▶ **Data for this exercise**:

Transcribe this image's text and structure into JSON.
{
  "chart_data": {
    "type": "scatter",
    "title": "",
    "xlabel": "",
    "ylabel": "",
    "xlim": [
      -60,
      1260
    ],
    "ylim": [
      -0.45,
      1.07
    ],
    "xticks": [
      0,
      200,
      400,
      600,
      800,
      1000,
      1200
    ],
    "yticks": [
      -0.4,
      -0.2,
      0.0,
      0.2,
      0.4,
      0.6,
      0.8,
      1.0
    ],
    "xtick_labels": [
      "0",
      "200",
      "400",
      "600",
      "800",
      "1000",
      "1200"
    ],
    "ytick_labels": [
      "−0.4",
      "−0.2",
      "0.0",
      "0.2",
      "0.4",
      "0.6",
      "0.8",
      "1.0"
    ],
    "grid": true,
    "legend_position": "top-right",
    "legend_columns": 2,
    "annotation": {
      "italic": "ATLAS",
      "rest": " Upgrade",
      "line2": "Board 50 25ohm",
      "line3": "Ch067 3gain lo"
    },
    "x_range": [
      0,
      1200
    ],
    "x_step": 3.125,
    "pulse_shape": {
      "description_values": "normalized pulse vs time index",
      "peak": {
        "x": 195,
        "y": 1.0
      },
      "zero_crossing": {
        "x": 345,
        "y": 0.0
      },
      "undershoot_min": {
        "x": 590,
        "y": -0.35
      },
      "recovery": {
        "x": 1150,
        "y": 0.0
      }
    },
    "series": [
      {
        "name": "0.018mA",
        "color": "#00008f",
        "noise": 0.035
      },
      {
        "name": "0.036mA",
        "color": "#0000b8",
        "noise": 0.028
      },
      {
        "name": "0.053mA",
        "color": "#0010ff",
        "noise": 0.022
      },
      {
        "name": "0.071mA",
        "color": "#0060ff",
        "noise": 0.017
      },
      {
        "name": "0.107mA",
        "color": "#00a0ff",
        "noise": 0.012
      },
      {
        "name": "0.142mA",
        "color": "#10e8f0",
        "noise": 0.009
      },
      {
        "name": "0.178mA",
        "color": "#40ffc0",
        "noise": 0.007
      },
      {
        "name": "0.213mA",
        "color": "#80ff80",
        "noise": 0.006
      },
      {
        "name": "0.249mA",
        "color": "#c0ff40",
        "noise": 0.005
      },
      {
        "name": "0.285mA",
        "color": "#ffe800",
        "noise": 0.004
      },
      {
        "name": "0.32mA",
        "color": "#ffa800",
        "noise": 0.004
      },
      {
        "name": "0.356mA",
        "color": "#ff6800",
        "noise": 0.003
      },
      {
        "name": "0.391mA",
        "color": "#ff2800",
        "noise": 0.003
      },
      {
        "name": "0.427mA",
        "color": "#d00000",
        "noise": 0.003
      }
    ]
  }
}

--

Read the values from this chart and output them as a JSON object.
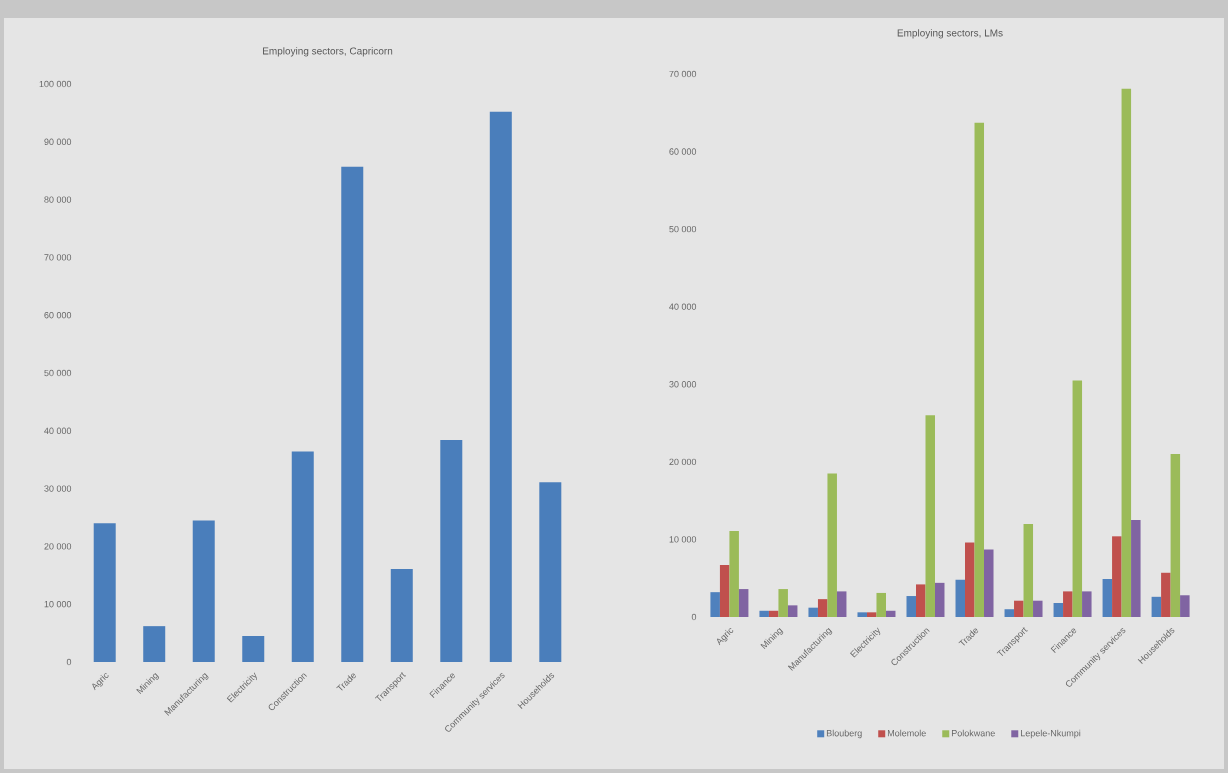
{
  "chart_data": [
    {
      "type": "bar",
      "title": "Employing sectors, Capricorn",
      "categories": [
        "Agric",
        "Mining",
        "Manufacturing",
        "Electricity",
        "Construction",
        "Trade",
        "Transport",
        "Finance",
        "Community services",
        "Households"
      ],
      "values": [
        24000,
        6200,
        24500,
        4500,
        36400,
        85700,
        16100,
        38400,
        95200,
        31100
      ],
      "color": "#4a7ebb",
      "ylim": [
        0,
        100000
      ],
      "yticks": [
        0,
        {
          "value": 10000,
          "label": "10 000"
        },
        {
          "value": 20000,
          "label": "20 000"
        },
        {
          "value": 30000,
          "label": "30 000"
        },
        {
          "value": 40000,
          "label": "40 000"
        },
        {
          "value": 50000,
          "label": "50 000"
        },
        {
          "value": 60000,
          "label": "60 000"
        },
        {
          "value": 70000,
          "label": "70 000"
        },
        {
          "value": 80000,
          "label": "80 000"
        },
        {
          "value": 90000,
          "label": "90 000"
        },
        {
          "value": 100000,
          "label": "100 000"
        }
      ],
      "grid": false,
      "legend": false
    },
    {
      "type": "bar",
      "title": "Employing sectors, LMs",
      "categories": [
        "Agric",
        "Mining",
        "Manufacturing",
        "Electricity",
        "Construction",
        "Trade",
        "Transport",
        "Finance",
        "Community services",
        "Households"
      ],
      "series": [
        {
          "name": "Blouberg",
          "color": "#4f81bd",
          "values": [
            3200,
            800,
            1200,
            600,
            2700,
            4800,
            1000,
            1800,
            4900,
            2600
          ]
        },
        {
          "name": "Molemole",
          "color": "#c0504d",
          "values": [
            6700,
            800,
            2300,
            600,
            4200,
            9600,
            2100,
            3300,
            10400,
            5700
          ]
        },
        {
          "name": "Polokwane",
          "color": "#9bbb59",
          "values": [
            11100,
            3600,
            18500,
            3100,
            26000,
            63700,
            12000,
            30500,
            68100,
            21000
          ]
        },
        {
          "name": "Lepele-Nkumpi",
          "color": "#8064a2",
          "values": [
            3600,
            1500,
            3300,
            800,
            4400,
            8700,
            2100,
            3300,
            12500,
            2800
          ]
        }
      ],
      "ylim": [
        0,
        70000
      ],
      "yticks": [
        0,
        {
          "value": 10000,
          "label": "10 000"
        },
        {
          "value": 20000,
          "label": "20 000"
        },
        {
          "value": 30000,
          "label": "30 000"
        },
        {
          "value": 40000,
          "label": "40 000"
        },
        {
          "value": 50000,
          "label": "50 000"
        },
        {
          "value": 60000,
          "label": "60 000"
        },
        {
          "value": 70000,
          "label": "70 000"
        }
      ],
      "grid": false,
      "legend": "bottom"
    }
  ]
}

▶ **Exercise aim**: Find every line that has "sectors" in it, then return those lines.

▶ **Result**:
      "title": "Employing sectors, Capricorn",
      "title": "Employing sectors, LMs",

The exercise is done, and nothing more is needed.